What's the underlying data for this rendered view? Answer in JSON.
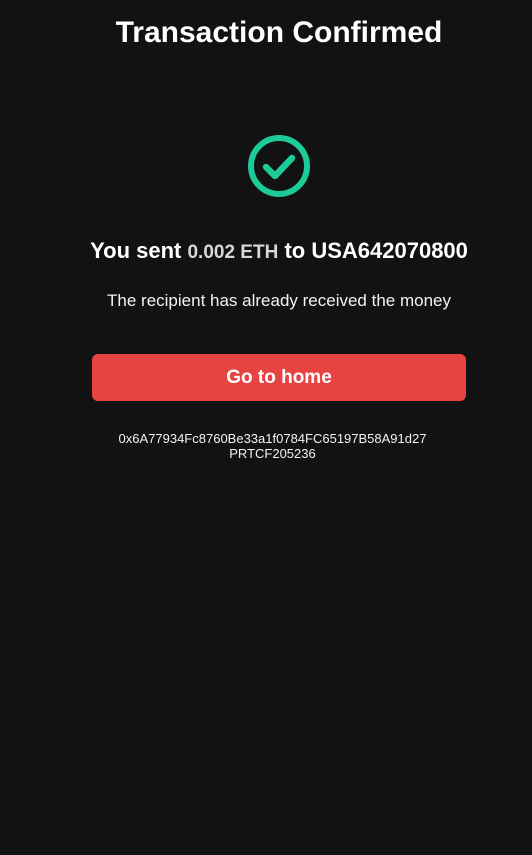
{
  "header": {
    "title": "Transaction Confirmed"
  },
  "status": {
    "icon": "check-circle-icon",
    "color": "#1ccb97"
  },
  "summary": {
    "prefix": "You sent",
    "amount": "0.002 ETH",
    "connector": "to",
    "recipient": "USA642070800"
  },
  "message": "The recipient has already received the money",
  "actions": {
    "home_label": "Go to home",
    "button_color": "#e84343"
  },
  "transaction": {
    "hash": "0x6A77934Fc8760Be33a1f0784FC65197B58A91d27",
    "reference": "PRTCF205236"
  }
}
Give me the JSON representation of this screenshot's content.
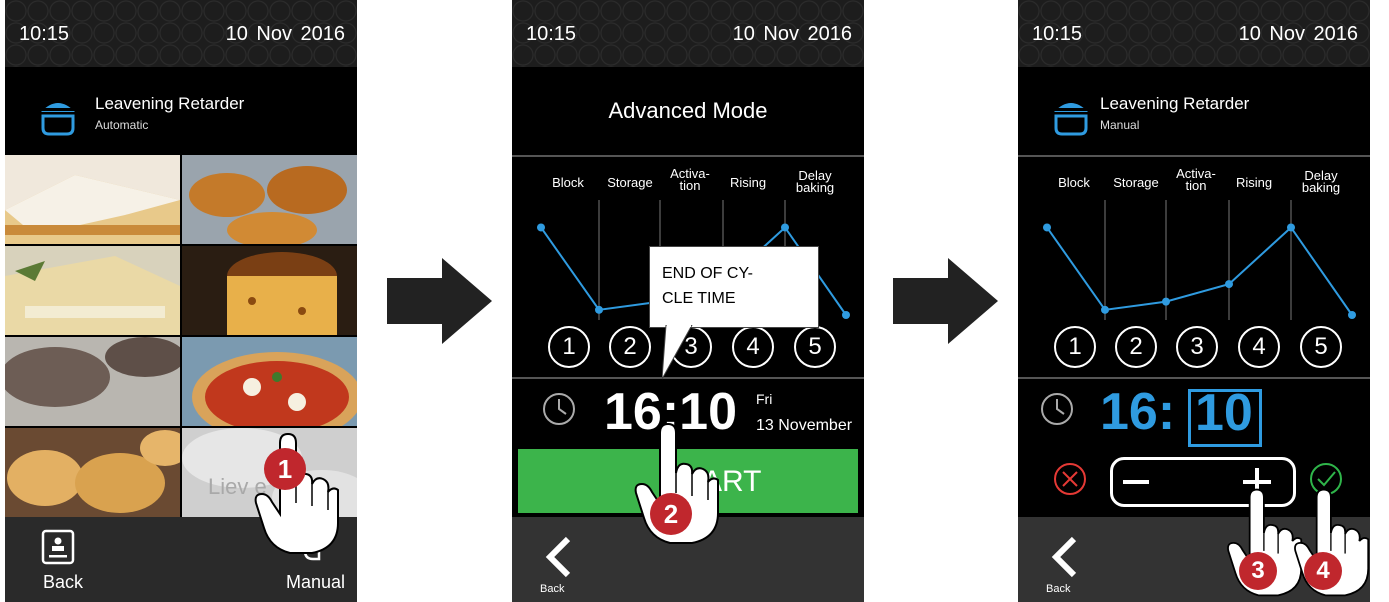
{
  "status": {
    "time": "10:15",
    "date": "10 Nov 2016"
  },
  "screen1": {
    "title": "Leavening Retarder",
    "subtitle": "Automatic",
    "tile_label": "Liev     e",
    "back_label": "Back",
    "manual_label": "Manual",
    "step_number": "1"
  },
  "screen2": {
    "header_title": "Advanced Mode",
    "phases": [
      "Block",
      "Storage",
      "Activa-|tion",
      "Rising",
      "Delay|baking"
    ],
    "phase_numbers": [
      "1",
      "2",
      "3",
      "4",
      "5"
    ],
    "tooltip_line1": "END OF CY-",
    "tooltip_line2": "CLE TIME",
    "end_time": "16:10",
    "end_day": "Fri",
    "end_date": "13 November",
    "start_button": "ART",
    "back_label": "Back",
    "step_number": "2"
  },
  "screen3": {
    "title": "Leavening Retarder",
    "subtitle": "Manual",
    "phases": [
      "Block",
      "Storage",
      "Activa-|tion",
      "Rising",
      "Delay|baking"
    ],
    "phase_numbers": [
      "1",
      "2",
      "3",
      "4",
      "5"
    ],
    "time_hours": "16:",
    "time_minutes": "10",
    "back_label": "Back",
    "step_numbers": [
      "3",
      "4"
    ]
  },
  "chart_data": [
    {
      "type": "line",
      "categories": [
        "Block",
        "Storage",
        "Activation",
        "Rising",
        "Delay baking"
      ],
      "values": [
        0.85,
        0.05,
        0.13,
        0.3,
        0.85,
        0.0
      ]
    },
    {
      "type": "line",
      "categories": [
        "Block",
        "Storage",
        "Activation",
        "Rising",
        "Delay baking"
      ],
      "values": [
        0.85,
        0.05,
        0.13,
        0.3,
        0.85,
        0.0
      ]
    }
  ],
  "colors": {
    "accent_blue": "#2f9be0",
    "start_green": "#3cb44b",
    "marker_red": "#c0272d",
    "ok_green": "#2fb54a",
    "cancel_red": "#e53935"
  },
  "icons": [
    "app-icon",
    "tile-image",
    "back-icon",
    "hand-pointer-icon",
    "clock-icon",
    "chevron-left-icon",
    "cancel-icon",
    "confirm-icon",
    "arrow-right-icon",
    "minus-icon",
    "plus-icon"
  ]
}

> The request: From the material, report only how many lines include the word "recipient".

> Task response: 2